__REQUEST__
Collect all the lines that mention the word "одинаковым".

[BEGIN DATA TO PROCESS]

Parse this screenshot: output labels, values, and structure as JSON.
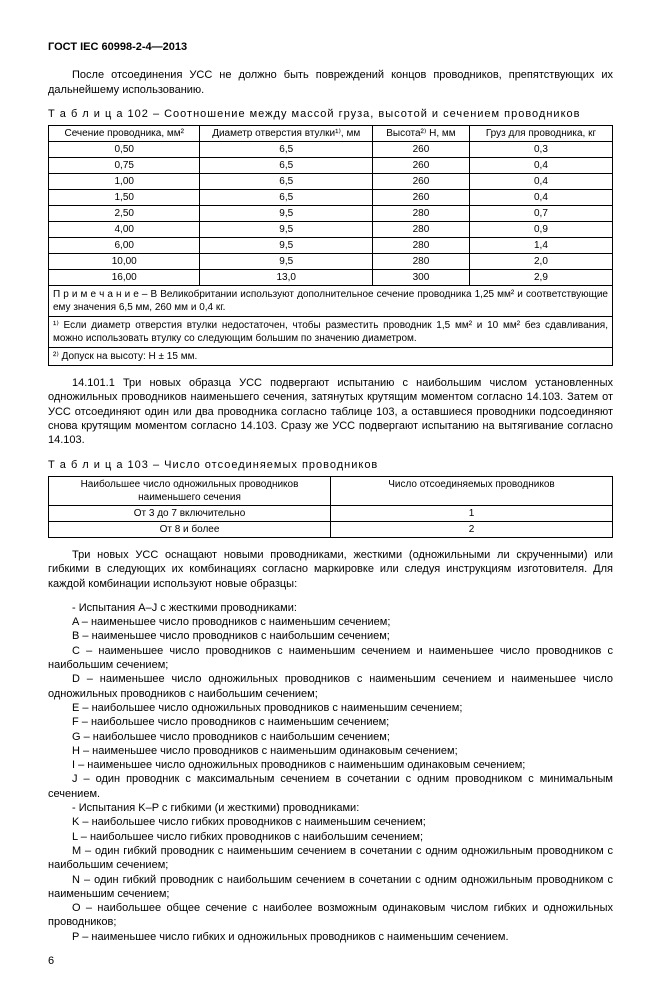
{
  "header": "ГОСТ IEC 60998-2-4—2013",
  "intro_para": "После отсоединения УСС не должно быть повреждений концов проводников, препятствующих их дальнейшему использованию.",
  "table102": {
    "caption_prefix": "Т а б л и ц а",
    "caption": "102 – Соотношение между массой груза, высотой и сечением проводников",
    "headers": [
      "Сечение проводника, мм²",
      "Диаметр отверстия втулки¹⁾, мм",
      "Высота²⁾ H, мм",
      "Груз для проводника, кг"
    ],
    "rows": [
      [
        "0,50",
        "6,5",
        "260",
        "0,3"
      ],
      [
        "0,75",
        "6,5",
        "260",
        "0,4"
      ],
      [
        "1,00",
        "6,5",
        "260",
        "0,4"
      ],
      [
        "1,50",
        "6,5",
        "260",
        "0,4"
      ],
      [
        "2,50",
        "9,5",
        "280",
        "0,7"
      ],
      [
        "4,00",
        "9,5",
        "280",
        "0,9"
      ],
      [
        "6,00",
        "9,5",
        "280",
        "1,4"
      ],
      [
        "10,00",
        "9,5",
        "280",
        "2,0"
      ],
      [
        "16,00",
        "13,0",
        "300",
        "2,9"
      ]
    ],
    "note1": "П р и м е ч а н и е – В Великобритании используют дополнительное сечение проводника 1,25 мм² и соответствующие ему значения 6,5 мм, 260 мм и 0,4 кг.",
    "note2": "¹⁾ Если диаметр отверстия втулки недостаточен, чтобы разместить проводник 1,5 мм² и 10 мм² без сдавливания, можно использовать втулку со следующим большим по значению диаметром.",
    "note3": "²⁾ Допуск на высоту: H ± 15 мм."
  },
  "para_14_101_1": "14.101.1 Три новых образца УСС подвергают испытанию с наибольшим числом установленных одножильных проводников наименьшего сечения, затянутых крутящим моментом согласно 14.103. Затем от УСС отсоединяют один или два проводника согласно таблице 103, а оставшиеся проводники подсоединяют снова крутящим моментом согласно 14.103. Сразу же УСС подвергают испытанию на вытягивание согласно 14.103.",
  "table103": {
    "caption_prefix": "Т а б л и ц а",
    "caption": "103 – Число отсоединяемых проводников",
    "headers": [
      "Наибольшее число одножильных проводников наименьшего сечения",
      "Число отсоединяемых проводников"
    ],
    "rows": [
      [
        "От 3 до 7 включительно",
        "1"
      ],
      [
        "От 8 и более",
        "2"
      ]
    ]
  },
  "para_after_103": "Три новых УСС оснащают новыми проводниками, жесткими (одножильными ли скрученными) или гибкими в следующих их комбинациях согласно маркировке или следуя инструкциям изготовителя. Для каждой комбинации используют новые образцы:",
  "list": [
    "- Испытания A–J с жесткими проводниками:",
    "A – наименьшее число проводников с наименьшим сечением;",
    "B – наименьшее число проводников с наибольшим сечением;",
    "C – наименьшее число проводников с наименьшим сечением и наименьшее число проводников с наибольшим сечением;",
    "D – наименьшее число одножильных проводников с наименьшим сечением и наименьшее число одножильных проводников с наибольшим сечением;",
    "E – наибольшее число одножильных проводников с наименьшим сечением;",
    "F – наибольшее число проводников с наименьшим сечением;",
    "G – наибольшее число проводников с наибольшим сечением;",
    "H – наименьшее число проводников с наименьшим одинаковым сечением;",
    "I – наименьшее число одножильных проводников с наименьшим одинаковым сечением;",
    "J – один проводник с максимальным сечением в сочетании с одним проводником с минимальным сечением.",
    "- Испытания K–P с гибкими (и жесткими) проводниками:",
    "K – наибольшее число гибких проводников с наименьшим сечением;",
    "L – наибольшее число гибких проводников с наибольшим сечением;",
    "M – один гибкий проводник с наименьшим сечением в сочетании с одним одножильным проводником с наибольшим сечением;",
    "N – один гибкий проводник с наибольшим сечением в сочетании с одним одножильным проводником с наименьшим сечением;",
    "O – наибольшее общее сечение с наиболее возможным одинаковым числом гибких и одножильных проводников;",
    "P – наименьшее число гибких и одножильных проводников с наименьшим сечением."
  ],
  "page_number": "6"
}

[END DATA TO PROCESS]
[BEGIN DATA TO PROCESS]

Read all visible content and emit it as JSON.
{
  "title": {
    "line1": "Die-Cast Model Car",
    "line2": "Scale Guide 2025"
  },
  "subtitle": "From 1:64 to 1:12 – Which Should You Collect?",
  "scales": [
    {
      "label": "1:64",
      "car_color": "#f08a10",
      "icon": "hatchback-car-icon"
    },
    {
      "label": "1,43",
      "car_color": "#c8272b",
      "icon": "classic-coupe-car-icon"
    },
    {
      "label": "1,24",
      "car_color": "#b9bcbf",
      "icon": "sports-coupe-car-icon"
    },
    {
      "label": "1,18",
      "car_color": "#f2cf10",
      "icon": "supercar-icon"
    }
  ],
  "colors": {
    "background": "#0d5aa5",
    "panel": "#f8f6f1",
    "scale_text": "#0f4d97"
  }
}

[END DATA TO PROCESS]

__EXERCISE RESPONSE__
    "H – наименьшее число проводников с наименьшим одинаковым сечением;",
    "I – наименьшее число одножильных проводников с наименьшим одинаковым сечением;",
    "O – наибольшее общее сечение с наиболее возможным одинаковым числом гибких и одножильных проводников;",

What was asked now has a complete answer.